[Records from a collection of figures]
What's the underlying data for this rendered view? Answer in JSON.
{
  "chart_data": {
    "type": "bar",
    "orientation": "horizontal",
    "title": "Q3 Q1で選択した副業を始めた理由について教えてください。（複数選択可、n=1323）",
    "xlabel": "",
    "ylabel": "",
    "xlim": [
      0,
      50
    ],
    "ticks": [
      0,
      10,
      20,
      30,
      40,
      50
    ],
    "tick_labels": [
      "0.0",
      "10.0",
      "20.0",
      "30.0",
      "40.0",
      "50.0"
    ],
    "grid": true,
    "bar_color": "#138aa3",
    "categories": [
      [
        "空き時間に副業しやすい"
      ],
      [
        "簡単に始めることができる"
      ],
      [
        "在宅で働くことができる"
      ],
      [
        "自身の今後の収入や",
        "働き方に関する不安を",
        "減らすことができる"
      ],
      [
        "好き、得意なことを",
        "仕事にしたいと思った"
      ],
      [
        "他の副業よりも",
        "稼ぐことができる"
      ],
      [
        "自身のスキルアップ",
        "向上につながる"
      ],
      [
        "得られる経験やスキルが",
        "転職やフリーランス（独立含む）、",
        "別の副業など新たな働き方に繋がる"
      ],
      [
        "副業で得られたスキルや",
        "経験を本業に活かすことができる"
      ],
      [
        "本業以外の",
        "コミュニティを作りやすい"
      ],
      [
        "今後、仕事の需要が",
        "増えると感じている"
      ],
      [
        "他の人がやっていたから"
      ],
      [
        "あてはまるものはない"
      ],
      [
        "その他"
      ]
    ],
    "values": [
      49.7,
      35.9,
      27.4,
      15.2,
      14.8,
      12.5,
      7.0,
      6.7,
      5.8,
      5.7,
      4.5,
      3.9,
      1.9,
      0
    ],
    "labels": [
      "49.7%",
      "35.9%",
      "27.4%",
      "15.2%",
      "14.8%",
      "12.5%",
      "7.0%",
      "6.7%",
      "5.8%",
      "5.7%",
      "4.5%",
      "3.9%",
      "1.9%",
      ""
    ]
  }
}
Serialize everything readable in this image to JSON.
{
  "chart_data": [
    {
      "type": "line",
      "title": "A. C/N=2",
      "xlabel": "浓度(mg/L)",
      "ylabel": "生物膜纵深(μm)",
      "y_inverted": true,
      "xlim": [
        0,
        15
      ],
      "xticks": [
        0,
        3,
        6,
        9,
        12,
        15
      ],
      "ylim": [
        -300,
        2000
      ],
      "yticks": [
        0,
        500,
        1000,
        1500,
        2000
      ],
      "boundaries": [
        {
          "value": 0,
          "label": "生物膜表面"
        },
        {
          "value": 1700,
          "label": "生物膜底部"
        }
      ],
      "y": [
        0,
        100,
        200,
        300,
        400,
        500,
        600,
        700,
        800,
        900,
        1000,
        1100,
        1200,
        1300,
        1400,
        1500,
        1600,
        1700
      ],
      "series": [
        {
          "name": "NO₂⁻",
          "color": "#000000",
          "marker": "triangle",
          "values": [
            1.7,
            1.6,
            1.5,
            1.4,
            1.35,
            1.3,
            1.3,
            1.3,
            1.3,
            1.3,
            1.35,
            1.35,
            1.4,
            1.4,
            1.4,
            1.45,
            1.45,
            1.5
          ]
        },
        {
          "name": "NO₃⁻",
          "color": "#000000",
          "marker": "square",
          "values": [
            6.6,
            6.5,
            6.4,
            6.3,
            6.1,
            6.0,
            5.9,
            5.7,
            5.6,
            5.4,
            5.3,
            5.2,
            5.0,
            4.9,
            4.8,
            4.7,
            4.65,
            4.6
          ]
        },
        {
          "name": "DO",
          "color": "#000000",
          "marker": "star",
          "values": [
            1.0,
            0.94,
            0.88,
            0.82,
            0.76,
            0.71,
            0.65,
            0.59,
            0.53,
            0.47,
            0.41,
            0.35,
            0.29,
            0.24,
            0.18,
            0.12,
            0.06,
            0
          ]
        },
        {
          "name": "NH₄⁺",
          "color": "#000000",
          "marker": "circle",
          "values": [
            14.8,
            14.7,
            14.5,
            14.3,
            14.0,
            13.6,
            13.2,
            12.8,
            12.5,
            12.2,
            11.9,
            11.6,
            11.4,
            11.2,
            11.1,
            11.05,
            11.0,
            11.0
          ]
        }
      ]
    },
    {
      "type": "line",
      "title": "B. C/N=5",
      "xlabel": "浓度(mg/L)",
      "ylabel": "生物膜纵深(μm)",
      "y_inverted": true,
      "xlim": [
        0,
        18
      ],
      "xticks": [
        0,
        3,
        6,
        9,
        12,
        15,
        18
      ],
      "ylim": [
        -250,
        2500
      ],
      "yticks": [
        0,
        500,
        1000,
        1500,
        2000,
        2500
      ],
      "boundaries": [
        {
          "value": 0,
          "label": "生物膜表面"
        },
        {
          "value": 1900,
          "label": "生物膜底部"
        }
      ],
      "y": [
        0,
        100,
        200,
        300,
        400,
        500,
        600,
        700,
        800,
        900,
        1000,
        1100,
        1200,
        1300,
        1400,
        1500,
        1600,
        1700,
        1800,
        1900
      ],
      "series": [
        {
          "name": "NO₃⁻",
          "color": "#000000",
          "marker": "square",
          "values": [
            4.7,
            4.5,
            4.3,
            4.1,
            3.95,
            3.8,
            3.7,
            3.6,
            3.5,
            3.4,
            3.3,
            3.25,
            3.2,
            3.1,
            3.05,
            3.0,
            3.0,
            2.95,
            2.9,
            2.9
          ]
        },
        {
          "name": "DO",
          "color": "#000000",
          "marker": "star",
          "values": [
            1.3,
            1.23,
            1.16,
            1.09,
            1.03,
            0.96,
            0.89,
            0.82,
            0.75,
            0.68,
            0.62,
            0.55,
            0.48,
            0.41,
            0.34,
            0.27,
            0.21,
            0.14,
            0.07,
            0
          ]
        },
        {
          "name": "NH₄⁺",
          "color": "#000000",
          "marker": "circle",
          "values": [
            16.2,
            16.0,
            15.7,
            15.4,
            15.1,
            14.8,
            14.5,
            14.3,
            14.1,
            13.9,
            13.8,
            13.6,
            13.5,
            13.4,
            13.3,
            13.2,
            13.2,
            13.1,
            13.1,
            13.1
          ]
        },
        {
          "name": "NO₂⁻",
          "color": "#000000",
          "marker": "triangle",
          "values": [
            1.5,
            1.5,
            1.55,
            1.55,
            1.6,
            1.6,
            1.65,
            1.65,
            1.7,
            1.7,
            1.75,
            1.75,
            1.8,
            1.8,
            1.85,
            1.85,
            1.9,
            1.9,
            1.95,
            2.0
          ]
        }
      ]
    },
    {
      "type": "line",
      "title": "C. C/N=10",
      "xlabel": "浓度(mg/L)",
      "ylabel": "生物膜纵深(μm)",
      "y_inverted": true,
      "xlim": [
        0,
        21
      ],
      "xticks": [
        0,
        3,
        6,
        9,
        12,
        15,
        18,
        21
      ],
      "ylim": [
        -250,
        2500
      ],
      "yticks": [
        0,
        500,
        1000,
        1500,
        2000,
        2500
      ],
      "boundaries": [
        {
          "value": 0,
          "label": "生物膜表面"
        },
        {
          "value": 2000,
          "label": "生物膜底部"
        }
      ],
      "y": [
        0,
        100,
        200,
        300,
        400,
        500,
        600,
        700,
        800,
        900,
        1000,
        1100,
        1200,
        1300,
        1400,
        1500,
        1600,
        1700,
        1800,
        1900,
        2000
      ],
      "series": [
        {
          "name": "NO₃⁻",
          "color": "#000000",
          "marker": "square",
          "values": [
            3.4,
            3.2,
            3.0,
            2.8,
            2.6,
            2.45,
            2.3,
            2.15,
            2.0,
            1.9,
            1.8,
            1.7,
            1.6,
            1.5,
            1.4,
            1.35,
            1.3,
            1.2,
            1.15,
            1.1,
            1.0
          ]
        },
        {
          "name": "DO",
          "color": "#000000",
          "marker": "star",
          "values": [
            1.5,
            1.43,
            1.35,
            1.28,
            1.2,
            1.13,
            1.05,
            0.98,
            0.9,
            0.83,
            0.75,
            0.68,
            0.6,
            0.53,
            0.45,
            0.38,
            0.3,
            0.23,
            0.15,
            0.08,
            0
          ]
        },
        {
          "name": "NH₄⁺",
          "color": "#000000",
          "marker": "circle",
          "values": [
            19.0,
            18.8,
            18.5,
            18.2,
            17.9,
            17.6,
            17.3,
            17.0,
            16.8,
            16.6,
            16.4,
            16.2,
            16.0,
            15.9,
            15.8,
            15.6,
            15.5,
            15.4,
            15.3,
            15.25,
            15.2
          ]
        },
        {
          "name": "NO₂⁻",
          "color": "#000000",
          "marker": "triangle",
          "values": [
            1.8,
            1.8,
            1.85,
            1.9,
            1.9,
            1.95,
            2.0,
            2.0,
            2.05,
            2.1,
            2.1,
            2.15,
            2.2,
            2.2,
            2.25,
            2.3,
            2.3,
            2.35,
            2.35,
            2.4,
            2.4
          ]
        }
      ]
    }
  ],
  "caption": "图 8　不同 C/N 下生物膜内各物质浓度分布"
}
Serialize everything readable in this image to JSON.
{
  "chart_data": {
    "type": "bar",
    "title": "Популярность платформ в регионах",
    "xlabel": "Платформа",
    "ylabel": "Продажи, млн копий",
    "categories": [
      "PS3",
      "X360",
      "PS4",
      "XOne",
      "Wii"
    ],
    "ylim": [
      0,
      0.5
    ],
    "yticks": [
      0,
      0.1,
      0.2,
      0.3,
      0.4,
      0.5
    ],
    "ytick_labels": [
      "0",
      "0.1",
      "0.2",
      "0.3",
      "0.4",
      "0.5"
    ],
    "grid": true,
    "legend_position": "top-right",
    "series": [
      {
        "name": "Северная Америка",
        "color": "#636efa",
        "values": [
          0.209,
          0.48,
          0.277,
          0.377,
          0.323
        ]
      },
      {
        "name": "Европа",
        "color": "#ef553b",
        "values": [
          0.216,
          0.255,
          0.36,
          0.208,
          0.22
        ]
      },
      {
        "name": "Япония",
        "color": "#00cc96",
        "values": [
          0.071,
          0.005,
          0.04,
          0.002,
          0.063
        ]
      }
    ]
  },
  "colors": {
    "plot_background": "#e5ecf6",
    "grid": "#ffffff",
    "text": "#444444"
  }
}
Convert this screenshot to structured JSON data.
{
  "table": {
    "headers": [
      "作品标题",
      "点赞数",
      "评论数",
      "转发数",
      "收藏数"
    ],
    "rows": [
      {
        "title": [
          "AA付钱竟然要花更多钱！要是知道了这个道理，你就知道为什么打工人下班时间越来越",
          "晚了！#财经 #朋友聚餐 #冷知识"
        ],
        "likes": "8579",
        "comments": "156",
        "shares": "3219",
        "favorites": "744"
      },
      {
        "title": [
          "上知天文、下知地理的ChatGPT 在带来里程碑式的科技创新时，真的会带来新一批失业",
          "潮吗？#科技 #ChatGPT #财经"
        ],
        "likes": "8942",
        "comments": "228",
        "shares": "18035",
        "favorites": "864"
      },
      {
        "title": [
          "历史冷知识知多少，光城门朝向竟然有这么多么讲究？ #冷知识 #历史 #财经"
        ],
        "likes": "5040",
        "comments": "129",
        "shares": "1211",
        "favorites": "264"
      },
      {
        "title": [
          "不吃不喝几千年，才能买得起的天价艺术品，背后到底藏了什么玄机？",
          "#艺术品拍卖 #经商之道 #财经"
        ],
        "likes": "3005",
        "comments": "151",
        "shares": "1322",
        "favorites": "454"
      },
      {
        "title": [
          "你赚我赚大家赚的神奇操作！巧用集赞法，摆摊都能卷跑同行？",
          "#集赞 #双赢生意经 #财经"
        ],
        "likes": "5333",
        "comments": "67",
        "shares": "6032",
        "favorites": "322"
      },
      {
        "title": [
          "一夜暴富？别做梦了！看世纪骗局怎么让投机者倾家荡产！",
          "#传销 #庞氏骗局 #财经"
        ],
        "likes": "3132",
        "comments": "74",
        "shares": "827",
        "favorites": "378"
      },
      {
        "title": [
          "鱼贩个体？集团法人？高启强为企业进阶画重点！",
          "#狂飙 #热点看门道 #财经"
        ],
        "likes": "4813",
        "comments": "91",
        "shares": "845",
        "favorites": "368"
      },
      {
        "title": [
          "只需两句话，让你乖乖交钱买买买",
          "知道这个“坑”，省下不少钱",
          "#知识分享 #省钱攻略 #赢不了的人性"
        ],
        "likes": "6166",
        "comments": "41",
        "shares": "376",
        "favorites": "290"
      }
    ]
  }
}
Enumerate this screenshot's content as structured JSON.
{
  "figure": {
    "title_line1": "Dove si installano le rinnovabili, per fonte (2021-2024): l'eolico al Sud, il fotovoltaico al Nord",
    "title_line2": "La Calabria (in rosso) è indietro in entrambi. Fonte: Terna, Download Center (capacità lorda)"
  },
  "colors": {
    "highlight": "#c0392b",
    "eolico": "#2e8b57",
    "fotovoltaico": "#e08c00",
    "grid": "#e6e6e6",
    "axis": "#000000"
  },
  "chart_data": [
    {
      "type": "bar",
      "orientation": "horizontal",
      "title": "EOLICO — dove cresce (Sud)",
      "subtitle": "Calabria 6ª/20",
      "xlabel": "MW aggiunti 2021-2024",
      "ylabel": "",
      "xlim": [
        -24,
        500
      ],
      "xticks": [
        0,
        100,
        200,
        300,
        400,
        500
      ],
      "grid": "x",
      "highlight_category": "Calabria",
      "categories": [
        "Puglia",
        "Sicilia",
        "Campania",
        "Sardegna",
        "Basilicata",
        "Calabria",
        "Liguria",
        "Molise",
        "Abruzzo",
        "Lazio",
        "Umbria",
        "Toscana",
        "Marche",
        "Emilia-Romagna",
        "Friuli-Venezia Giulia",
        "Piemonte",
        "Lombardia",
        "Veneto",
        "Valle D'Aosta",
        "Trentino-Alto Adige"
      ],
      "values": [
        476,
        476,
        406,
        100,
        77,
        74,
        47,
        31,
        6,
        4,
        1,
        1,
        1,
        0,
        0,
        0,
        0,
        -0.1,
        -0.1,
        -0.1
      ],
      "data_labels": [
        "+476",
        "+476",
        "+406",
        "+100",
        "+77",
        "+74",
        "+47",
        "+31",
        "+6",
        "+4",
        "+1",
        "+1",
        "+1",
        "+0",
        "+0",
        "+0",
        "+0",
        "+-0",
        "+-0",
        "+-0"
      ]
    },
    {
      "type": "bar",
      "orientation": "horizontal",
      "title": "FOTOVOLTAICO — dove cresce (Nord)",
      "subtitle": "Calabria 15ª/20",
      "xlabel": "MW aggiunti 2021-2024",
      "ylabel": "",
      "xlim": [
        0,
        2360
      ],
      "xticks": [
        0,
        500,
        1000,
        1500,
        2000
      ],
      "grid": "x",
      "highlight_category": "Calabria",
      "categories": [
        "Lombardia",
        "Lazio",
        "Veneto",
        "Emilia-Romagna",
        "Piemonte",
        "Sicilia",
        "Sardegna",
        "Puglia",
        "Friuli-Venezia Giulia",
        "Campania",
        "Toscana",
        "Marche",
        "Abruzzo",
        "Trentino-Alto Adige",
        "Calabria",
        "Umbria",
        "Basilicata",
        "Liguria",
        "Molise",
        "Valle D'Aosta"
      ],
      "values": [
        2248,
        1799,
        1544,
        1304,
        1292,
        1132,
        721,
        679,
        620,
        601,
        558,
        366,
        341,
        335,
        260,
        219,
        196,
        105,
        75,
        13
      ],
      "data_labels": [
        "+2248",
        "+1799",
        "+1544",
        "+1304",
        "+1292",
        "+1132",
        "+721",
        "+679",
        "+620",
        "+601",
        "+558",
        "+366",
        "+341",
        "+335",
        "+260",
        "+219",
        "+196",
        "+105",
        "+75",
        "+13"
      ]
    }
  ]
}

#### Exercise brief
What is the number of lines in the data that hold the string "subtitle"? Answer with the number only.

#### Exercise response
2